WRITTEN PROBLEM –
Return the complete listing that follows, with each line reproduced exactly.
***** ENTRIES
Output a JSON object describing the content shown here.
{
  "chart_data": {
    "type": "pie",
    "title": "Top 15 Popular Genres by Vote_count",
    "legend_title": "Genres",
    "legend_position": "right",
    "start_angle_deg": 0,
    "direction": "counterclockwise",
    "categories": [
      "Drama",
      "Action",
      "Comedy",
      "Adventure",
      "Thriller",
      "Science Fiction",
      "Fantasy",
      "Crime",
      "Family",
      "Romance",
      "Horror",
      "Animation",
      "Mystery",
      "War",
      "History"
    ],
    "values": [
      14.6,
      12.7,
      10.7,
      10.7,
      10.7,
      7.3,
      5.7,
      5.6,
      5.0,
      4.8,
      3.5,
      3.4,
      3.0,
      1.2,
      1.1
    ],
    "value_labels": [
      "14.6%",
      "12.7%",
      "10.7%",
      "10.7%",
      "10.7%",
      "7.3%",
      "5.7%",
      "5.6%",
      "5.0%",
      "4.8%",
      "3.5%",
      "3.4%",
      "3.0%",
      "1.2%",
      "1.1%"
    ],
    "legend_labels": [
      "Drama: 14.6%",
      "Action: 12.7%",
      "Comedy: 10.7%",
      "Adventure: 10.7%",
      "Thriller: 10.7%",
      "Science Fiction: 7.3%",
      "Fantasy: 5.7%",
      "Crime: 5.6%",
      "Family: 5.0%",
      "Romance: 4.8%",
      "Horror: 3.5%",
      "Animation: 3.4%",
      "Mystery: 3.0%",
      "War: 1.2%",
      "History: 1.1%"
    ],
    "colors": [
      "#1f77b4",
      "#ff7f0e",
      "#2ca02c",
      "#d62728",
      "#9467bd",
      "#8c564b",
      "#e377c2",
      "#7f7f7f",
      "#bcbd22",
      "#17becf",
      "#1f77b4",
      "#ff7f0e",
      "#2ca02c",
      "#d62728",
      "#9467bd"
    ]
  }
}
**********
SOLUTION FOR THIS PROBLEM –
Output a JSON object describing the content shown here.
{
  "chart_data": {
    "type": "pie",
    "title": "Top 15 Popular Genres by Vote_count",
    "legend_title": "Genres",
    "legend_position": "right",
    "start_angle_deg": 0,
    "direction": "counterclockwise",
    "categories": [
      "Drama",
      "Action",
      "Comedy",
      "Adventure",
      "Thriller",
      "Science Fiction",
      "Fantasy",
      "Crime",
      "Family",
      "Romance",
      "Horror",
      "Animation",
      "Mystery",
      "War",
      "History"
    ],
    "values": [
      14.6,
      12.7,
      10.7,
      10.7,
      10.7,
      7.3,
      5.7,
      5.6,
      5.0,
      4.8,
      3.5,
      3.4,
      3.0,
      1.2,
      1.1
    ],
    "value_labels": [
      "14.6%",
      "12.7%",
      "10.7%",
      "10.7%",
      "10.7%",
      "7.3%",
      "5.7%",
      "5.6%",
      "5.0%",
      "4.8%",
      "3.5%",
      "3.4%",
      "3.0%",
      "1.2%",
      "1.1%"
    ],
    "legend_labels": [
      "Drama: 14.6%",
      "Action: 12.7%",
      "Comedy: 10.7%",
      "Adventure: 10.7%",
      "Thriller: 10.7%",
      "Science Fiction: 7.3%",
      "Fantasy: 5.7%",
      "Crime: 5.6%",
      "Family: 5.0%",
      "Romance: 4.8%",
      "Horror: 3.5%",
      "Animation: 3.4%",
      "Mystery: 3.0%",
      "War: 1.2%",
      "History: 1.1%"
    ],
    "colors": [
      "#1f77b4",
      "#ff7f0e",
      "#2ca02c",
      "#d62728",
      "#9467bd",
      "#8c564b",
      "#e377c2",
      "#7f7f7f",
      "#bcbd22",
      "#17becf",
      "#1f77b4",
      "#ff7f0e",
      "#2ca02c",
      "#d62728",
      "#9467bd"
    ]
  }
}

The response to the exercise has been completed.